» **Exercise instructions**
Copy each line of the records that contains the word "shown".

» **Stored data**
══════════
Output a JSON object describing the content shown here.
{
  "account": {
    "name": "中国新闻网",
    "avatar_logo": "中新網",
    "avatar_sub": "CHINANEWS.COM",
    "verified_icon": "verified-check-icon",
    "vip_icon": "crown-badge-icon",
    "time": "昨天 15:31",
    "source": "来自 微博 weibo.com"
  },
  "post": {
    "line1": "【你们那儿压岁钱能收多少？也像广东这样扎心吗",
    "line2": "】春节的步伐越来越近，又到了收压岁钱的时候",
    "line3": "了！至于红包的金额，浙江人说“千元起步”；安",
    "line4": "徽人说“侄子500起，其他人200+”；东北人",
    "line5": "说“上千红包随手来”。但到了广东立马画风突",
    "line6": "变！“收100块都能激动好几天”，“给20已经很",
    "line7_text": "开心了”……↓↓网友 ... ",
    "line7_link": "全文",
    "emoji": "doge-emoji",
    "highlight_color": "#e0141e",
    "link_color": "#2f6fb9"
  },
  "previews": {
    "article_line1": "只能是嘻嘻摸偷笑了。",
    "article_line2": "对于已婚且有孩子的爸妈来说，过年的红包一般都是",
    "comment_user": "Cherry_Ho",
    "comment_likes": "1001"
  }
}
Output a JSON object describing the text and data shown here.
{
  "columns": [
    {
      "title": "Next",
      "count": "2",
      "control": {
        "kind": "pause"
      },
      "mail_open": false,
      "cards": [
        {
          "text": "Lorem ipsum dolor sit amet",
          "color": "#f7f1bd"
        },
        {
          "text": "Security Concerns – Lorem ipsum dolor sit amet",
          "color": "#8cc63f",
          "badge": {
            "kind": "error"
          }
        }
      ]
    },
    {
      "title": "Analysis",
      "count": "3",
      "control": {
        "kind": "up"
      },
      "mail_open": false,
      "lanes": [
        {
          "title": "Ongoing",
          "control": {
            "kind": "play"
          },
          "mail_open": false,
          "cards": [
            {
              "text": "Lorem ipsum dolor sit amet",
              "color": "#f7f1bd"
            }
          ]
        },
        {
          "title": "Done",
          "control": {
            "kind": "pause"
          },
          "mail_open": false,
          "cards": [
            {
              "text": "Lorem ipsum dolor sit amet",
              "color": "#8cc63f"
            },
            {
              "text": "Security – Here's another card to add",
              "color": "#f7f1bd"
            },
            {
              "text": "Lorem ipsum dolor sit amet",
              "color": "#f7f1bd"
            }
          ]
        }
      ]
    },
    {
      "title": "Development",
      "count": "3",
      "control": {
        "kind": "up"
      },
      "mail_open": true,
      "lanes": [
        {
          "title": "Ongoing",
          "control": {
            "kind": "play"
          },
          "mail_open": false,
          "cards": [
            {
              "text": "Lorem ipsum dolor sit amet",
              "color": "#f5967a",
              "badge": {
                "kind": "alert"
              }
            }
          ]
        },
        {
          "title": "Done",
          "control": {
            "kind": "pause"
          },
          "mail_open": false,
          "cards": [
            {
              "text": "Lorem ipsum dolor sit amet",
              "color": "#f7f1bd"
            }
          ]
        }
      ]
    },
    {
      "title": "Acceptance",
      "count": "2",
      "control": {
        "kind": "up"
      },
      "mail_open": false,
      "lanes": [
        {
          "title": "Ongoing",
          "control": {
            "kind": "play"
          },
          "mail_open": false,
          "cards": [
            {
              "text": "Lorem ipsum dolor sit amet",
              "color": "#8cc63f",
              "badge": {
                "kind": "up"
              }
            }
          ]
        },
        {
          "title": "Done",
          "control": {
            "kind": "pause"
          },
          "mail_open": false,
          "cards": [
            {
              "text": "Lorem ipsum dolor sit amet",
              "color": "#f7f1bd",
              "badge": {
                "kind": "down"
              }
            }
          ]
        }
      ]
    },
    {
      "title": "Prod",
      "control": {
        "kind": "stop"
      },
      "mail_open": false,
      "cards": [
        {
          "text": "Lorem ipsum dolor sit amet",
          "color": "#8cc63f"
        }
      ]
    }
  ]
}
══════════
» **Task response**
Output a JSON object describing the content shown here.
Output a JSON object describing the text and data shown here.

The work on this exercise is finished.